Personal information
- Born: 7 August 1973 (age 53) Nagykanizsa, Hungary
- Height: 1.78 m (5 ft 10 in)
- Playing position: Right back

Club information
- Current club: Retired

Youth career
- Years: Team
- 1983–1989: Olajbányász SE Nagykanizsa

Senior clubs
- Years: Team
- 1989–1991: BHG SE
- 1991–1993: TFSE
- 1993–1994: Hypo Niederösterreich
- 1994–1997: Dunaferr SE
- 1997–1998: Podravka Koprivnica
- 1998–2003: Cornexi-Alcoa
- 2003–2004: Viborg HK
- 2004–2005: Dunaferr SE
- 2005–2008: FTC Budapest
- 2008–2013: VSE Érd

National team
- Years: Team / Apps / (Gls)
- 1991–2003: Hungary / 142 / (490)

Medal record
Women's handball
Representing Hungary
Olympic Games
| Bronze medal – third place | 1996 Atlanta | Team |
World Championship
| Silver medal – second place | 1995 Austria/Hungary | Team |
European Championship
| Bronze medal – third place | 1998 Netherlands | Team |

= Helga Németh =

Hungarian handball player (born 1973)

Helga Németh (born 7 August 1973 in Nagykanizsa) was during her active career a Hungarian handball player who has won the bronze medal with the Hungarian team on the 1996 Summer Olympics. She played all five matches and scored 18 goals. She played as right back.

Helga Németh has been rewarded as one of the best women handball players of all times.

After her active career as a handball player, Helga Németh started her career as a handball coach and built up her own charity to support children in need.

==Awards and recognition==

During her active career as a handball player she won numerous tournaments and received honorable awards.

Personal achievements

- 144 times selected for the Hungarian National Team
- 1994: European Selection All Star Team Member
- 1994: Selected All-Star Right Back of the European Championship
- 1995: World Selection Member
- 1997: Selected second best Handball Player of the World (Anja Andersen (DK) voted best player due to the Danish Team won the World Championship in Germany that year)

◆ **Goal of the exercise**
Could you carry on the article about handball player Helga Németh from the point where it stops? The records after this point are separate material, apart from the Helga Németh article.

◆ **Supplied records**
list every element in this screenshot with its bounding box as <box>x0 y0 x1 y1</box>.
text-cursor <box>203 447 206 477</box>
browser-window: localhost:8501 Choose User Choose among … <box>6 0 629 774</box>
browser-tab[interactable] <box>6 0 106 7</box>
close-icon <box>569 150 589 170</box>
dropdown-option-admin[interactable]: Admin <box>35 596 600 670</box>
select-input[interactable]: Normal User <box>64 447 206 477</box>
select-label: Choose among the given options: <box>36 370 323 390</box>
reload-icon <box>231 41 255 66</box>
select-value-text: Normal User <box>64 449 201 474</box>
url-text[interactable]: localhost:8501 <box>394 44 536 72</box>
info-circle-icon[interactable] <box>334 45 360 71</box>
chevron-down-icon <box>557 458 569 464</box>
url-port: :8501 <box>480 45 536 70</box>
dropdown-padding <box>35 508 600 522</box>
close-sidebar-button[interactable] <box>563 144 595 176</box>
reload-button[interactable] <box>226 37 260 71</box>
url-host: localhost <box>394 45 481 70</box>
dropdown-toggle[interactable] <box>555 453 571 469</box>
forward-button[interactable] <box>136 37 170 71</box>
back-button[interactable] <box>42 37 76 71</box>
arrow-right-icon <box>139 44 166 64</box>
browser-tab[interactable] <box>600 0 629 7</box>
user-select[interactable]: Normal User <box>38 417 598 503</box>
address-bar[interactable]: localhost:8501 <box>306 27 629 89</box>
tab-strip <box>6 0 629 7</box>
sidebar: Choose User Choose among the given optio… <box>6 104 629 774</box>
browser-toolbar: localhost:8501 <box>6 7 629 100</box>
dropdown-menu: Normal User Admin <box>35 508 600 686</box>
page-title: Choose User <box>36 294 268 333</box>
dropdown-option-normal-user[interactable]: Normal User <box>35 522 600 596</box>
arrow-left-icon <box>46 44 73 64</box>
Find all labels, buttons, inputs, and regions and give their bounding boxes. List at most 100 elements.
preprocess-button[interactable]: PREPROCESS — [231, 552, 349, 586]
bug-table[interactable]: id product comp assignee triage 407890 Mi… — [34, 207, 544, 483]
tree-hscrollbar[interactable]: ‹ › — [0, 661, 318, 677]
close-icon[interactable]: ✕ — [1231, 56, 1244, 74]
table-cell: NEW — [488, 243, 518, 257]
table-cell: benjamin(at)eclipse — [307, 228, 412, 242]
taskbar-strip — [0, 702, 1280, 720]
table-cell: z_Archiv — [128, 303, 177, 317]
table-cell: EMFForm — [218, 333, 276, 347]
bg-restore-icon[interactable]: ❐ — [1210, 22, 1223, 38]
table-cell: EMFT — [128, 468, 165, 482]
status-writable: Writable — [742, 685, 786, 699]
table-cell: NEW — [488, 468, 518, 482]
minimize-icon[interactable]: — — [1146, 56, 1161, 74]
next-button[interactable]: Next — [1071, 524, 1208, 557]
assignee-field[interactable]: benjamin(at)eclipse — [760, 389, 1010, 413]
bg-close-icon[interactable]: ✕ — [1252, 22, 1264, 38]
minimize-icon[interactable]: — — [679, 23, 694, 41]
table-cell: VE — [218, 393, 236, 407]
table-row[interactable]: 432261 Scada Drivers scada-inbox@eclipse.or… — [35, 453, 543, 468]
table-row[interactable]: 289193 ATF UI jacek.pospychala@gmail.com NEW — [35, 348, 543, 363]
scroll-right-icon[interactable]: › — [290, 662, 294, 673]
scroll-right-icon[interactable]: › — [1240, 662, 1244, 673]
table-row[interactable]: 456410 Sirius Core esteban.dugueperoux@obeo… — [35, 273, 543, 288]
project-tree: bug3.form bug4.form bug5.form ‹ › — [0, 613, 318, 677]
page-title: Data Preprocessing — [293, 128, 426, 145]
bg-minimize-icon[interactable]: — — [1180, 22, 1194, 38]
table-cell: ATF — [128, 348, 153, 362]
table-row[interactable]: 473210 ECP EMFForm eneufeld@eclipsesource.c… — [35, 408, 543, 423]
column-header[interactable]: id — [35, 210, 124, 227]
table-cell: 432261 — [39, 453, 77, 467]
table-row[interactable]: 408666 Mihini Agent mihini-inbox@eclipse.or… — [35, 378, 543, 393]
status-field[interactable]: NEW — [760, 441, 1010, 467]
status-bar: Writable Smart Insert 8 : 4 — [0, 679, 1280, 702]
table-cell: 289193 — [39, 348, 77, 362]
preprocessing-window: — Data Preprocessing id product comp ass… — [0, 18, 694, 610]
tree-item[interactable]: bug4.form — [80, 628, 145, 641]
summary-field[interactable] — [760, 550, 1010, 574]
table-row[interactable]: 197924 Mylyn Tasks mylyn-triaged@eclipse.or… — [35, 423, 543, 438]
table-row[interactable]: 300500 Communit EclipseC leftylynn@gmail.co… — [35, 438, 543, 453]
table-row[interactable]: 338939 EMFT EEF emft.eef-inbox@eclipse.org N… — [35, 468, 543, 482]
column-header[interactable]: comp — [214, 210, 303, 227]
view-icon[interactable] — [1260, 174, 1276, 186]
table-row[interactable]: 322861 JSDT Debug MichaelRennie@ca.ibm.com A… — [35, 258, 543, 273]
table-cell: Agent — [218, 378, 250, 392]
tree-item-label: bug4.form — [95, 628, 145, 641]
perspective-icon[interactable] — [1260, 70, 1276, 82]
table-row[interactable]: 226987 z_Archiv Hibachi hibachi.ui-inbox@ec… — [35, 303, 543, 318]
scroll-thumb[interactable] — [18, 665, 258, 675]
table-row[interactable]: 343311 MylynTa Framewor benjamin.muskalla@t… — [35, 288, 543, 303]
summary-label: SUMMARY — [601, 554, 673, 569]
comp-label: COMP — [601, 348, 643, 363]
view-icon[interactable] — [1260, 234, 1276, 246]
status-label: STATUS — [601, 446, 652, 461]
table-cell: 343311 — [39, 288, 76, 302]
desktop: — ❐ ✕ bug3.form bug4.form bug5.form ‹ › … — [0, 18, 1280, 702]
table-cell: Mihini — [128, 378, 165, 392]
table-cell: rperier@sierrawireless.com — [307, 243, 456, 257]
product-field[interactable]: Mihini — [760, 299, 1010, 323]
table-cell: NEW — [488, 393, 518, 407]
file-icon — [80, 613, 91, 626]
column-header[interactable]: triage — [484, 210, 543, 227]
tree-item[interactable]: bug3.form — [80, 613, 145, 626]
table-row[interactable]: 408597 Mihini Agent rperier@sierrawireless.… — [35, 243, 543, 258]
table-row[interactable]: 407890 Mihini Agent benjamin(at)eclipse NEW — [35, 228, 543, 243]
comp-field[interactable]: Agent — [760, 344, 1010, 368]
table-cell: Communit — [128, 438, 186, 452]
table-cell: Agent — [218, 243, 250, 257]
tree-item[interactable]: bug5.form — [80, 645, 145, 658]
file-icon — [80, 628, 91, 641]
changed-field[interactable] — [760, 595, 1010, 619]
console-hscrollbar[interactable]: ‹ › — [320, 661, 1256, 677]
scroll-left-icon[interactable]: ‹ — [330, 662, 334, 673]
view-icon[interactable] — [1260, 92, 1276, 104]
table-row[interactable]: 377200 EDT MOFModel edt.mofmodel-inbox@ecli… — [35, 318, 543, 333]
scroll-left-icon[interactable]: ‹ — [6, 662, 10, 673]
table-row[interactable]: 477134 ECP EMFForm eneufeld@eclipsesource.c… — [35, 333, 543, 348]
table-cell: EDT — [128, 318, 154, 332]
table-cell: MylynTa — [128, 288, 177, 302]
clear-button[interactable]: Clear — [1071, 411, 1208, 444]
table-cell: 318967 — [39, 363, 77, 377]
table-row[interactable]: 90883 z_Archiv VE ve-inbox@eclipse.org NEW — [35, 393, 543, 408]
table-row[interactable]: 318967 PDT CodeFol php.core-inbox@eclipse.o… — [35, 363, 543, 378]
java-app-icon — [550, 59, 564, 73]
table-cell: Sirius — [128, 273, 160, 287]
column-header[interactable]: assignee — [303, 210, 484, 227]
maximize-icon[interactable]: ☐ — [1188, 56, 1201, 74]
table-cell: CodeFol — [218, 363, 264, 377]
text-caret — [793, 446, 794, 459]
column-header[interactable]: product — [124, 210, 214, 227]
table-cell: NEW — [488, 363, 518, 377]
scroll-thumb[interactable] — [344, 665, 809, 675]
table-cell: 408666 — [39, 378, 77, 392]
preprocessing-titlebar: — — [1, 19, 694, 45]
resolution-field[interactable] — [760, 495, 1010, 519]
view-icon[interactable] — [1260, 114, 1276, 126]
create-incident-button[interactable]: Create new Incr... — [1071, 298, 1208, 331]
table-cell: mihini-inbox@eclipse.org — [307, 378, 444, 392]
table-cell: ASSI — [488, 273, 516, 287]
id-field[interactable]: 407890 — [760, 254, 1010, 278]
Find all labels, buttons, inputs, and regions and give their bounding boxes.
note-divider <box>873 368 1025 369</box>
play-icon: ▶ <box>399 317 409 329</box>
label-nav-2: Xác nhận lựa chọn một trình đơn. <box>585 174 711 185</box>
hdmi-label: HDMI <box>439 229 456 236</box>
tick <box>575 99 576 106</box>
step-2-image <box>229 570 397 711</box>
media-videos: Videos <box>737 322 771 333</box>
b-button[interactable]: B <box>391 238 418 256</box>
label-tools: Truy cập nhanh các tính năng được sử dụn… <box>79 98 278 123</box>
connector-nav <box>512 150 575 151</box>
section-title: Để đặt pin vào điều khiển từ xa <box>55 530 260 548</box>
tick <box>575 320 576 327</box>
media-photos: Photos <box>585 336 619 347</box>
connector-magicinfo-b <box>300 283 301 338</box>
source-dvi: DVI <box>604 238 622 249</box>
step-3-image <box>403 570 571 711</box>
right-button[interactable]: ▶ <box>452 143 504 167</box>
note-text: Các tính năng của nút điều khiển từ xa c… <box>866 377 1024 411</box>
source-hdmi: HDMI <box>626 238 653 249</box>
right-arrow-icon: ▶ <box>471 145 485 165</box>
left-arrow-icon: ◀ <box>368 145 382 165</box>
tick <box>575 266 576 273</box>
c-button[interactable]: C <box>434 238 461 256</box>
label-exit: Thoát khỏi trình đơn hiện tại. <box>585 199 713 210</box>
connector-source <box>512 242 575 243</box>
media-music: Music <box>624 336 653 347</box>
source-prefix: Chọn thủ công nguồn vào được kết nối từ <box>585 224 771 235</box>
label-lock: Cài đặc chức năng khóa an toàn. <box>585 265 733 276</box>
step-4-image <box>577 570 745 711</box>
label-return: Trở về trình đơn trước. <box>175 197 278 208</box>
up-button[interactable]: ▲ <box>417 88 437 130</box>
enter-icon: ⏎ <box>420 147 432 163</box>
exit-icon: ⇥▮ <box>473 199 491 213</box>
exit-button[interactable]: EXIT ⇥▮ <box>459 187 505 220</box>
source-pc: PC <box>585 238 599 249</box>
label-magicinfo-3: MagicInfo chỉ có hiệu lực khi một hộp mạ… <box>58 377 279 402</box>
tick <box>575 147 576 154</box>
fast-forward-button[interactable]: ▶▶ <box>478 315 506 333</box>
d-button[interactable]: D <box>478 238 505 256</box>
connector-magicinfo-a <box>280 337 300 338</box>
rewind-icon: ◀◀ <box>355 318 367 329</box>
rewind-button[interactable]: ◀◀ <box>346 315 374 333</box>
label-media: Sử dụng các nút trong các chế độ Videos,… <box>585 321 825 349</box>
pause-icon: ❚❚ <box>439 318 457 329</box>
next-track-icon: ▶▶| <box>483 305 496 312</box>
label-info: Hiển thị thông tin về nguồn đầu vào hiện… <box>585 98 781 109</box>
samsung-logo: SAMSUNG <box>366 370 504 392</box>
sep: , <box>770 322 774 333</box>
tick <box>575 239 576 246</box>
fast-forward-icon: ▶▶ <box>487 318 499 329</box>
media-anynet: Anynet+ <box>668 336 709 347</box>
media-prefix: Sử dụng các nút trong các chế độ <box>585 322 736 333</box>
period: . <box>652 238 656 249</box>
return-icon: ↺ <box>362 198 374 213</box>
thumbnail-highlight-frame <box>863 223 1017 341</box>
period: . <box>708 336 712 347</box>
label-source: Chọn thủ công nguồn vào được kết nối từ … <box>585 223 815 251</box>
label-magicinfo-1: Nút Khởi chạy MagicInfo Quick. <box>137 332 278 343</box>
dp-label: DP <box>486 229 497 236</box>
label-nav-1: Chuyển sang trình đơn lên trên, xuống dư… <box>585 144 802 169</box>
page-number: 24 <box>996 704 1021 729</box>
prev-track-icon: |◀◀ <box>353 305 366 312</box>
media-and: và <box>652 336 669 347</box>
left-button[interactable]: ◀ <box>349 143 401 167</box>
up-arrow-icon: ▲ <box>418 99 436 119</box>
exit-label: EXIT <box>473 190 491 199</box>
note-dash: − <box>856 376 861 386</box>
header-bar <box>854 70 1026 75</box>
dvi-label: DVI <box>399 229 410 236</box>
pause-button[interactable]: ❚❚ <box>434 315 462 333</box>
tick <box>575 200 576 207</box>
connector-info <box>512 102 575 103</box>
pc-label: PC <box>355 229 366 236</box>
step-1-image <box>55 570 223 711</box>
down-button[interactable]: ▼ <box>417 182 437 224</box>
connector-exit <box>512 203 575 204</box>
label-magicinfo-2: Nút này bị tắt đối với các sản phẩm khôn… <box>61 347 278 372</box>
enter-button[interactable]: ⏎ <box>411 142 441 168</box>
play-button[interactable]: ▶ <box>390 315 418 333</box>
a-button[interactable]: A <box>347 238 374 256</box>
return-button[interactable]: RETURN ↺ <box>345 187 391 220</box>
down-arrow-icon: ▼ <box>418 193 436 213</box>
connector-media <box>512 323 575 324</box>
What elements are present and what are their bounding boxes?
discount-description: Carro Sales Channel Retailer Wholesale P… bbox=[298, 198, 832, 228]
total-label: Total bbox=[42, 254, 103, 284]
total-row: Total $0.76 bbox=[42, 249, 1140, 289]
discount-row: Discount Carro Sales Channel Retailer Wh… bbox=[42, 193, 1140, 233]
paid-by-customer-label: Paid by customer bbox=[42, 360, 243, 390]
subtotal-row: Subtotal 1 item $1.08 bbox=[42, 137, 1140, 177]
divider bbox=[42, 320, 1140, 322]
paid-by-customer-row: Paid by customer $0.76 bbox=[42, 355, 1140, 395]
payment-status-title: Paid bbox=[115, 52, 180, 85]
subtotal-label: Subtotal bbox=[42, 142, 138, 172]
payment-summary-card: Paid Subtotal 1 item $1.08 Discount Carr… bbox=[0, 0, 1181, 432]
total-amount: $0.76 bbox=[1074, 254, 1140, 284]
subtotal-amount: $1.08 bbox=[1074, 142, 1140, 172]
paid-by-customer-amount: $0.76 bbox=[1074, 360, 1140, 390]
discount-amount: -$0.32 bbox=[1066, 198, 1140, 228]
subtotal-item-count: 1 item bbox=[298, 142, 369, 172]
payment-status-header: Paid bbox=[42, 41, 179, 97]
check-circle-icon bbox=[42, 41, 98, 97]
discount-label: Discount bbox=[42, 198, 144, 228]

◆ **Answer space**
- 2008: European Selection Player

Hungarian National Team

- 1993: World Championship 7th place
- 1994: European Championship 4th place
- 1995: World Championship 2nd place
- 1996: Bronze Medal at the Olympic Games in Atlanta, U.S.A.
- 1997: World Championship 9th place
- 1998: European Championship 3rd place
- 2002: European Championship 5th place

European Cup Winner

- 1994: BEK Hypobank (Austria)
- 1995: KEK Dunaferr (Hungary)
- 2004: EHF Viborg (Denmark)
- 2006: EHF FTC Ferencváros Torna Club (Hungary)

National League Champion and Cup Winner

- 1994: Austrian National League Champion and Cup Winner with Hypobank Team (Vienna)
- 1997: Croatian National League Champion and Cup Winner with Podravka Team (Koprivnica)
- 2004: Danish National League Champion and Cup Winner with Viborg Team (Viborg)
- 2007: Hungarian National League Champion with FTC Ferencváros Torna Club (Budapest)

==Club history==

- 1983-1989: Oil Miners Handball Club Nagykanizsa (Hungary) under the coach László Uzsoki
- 1989-1991: BHG Budapest (Hungary)
- 1991-1993: TFSE Budapest (Hungary)
- 1993-1994: Hypobank Handball Club Vienna (Austria)
- 1994-1997: Dunaferr SE Dunaujváros (Hungary)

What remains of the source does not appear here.